*Aim*. Copy down all of the data underneath, exactly as shown.

Data entries
┄┄┄┄┄┄
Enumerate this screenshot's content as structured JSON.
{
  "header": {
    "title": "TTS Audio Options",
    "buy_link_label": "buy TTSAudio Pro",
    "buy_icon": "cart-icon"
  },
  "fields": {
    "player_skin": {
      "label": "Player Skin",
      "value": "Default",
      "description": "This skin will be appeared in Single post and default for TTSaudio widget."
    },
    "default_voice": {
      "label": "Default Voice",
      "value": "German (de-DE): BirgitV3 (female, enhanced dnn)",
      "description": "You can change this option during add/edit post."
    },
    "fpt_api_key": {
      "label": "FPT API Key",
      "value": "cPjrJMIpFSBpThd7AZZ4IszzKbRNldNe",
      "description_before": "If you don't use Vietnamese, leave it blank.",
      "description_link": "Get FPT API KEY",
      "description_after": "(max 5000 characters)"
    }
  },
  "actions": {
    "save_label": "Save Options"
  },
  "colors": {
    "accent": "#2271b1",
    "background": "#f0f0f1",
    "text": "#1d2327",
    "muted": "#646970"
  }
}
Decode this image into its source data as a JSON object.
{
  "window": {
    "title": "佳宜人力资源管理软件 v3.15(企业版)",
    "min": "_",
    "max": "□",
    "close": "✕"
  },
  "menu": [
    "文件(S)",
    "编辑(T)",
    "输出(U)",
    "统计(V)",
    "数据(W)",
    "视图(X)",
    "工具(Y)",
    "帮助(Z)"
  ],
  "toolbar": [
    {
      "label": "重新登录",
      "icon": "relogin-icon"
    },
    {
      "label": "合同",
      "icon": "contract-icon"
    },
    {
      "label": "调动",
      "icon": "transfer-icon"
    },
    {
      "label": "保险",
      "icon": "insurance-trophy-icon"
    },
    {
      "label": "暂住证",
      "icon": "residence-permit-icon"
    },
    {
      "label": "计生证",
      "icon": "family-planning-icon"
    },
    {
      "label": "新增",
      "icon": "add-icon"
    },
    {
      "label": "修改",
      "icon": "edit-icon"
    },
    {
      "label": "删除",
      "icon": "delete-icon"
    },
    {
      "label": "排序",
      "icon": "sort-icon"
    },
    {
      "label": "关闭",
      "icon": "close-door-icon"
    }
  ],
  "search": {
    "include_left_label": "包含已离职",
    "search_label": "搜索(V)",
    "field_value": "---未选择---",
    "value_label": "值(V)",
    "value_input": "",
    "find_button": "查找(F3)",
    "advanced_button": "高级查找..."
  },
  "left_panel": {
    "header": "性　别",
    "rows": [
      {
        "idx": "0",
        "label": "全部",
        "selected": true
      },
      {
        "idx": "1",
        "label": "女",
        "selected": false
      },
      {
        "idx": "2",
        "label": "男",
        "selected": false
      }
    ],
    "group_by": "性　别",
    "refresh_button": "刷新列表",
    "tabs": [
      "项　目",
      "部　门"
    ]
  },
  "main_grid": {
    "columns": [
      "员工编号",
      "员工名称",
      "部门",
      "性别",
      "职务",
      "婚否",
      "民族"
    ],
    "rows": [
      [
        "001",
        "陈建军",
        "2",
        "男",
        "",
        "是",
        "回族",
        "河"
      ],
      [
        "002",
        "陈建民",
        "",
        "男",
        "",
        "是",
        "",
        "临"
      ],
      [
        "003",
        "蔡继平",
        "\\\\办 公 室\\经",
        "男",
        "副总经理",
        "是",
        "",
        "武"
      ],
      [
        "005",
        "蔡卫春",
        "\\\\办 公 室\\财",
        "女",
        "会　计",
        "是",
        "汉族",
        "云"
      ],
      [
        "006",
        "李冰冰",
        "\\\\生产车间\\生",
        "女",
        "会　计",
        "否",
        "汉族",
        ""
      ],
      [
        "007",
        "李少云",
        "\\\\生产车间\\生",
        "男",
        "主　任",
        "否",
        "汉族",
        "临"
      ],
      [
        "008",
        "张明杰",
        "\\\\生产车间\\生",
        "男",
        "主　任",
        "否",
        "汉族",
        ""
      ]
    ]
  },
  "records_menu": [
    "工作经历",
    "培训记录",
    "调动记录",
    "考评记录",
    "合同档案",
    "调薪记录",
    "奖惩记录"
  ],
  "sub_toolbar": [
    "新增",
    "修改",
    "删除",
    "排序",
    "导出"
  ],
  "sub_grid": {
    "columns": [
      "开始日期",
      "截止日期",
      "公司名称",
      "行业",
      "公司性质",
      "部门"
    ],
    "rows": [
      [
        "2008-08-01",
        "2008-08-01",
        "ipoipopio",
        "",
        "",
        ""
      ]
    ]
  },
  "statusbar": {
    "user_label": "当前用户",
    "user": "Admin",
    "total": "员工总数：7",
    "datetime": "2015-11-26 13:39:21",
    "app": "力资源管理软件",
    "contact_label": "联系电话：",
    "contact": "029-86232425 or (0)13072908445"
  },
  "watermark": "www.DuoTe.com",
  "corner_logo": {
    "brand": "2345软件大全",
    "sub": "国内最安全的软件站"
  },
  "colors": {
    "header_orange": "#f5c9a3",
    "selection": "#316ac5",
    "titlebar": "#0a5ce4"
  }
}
┄┄┄┄┄┄
*Response*.
Enumerate this screenshot's content as structured JSON.
{
  "header": {
    "title": "TTS Audio Options",
    "buy_link_label": "buy TTSAudio Pro",
    "buy_icon": "cart-icon"
  },
  "fields": {
    "player_skin": {
      "label": "Player Skin",
      "value": "Default",
      "description": "This skin will be appeared in Single post and default for TTSaudio widget."
    },
    "default_voice": {
      "label": "Default Voice",
      "value": "German (de-DE): BirgitV3 (female, enhanced dnn)",
      "description": "You can change this option during add/edit post."
    },
    "fpt_api_key": {
      "label": "FPT API Key",
      "value": "cPjrJMIpFSBpThd7AZZ4IszzKbRNldNe",
      "description_before": "If you don't use Vietnamese, leave it blank.",
      "description_link": "Get FPT API KEY",
      "description_after": "(max 5000 characters)"
    }
  },
  "actions": {
    "save_label": "Save Options"
  },
  "colors": {
    "accent": "#2271b1",
    "background": "#f0f0f1",
    "text": "#1d2327",
    "muted": "#646970"
  }
}
Decode this image into its source data as a JSON object.
{
  "window": {
    "title": "佳宜人力资源管理软件 v3.15(企业版)",
    "min": "_",
    "max": "□",
    "close": "✕"
  },
  "menu": [
    "文件(S)",
    "编辑(T)",
    "输出(U)",
    "统计(V)",
    "数据(W)",
    "视图(X)",
    "工具(Y)",
    "帮助(Z)"
  ],
  "toolbar": [
    {
      "label": "重新登录",
      "icon": "relogin-icon"
    },
    {
      "label": "合同",
      "icon": "contract-icon"
    },
    {
      "label": "调动",
      "icon": "transfer-icon"
    },
    {
      "label": "保险",
      "icon": "insurance-trophy-icon"
    },
    {
      "label": "暂住证",
      "icon": "residence-permit-icon"
    },
    {
      "label": "计生证",
      "icon": "family-planning-icon"
    },
    {
      "label": "新增",
      "icon": "add-icon"
    },
    {
      "label": "修改",
      "icon": "edit-icon"
    },
    {
      "label": "删除",
      "icon": "delete-icon"
    },
    {
      "label": "排序",
      "icon": "sort-icon"
    },
    {
      "label": "关闭",
      "icon": "close-door-icon"
    }
  ],
  "search": {
    "include_left_label": "包含已离职",
    "search_label": "搜索(V)",
    "field_value": "---未选择---",
    "value_label": "值(V)",
    "value_input": "",
    "find_button": "查找(F3)",
    "advanced_button": "高级查找..."
  },
  "left_panel": {
    "header": "性　别",
    "rows": [
      {
        "idx": "0",
        "label": "全部",
        "selected": true
      },
      {
        "idx": "1",
        "label": "女",
        "selected": false
      },
      {
        "idx": "2",
        "label": "男",
        "selected": false
      }
    ],
    "group_by": "性　别",
    "refresh_button": "刷新列表",
    "tabs": [
      "项　目",
      "部　门"
    ]
  },
  "main_grid": {
    "columns": [
      "员工编号",
      "员工名称",
      "部门",
      "性别",
      "职务",
      "婚否",
      "民族"
    ],
    "rows": [
      [
        "001",
        "陈建军",
        "2",
        "男",
        "",
        "是",
        "回族",
        "河"
      ],
      [
        "002",
        "陈建民",
        "",
        "男",
        "",
        "是",
        "",
        "临"
      ],
      [
        "003",
        "蔡继平",
        "\\\\办 公 室\\经",
        "男",
        "副总经理",
        "是",
        "",
        "武"
      ],
      [
        "005",
        "蔡卫春",
        "\\\\办 公 室\\财",
        "女",
        "会　计",
        "是",
        "汉族",
        "云"
      ],
      [
        "006",
        "李冰冰",
        "\\\\生产车间\\生",
        "女",
        "会　计",
        "否",
        "汉族",
        ""
      ],
      [
        "007",
        "李少云",
        "\\\\生产车间\\生",
        "男",
        "主　任",
        "否",
        "汉族",
        "临"
      ],
      [
        "008",
        "张明杰",
        "\\\\生产车间\\生",
        "男",
        "主　任",
        "否",
        "汉族",
        ""
      ]
    ]
  },
  "records_menu": [
    "工作经历",
    "培训记录",
    "调动记录",
    "考评记录",
    "合同档案",
    "调薪记录",
    "奖惩记录"
  ],
  "sub_toolbar": [
    "新增",
    "修改",
    "删除",
    "排序",
    "导出"
  ],
  "sub_grid": {
    "columns": [
      "开始日期",
      "截止日期",
      "公司名称",
      "行业",
      "公司性质",
      "部门"
    ],
    "rows": [
      [
        "2008-08-01",
        "2008-08-01",
        "ipoipopio",
        "",
        "",
        ""
      ]
    ]
  },
  "statusbar": {
    "user_label": "当前用户",
    "user": "Admin",
    "total": "员工总数：7",
    "datetime": "2015-11-26 13:39:21",
    "app": "力资源管理软件",
    "contact_label": "联系电话：",
    "contact": "029-86232425 or (0)13072908445"
  },
  "watermark": "www.DuoTe.com",
  "corner_logo": {
    "brand": "2345软件大全",
    "sub": "国内最安全的软件站"
  },
  "colors": {
    "header_orange": "#f5c9a3",
    "selection": "#316ac5",
    "titlebar": "#0a5ce4"
  }
}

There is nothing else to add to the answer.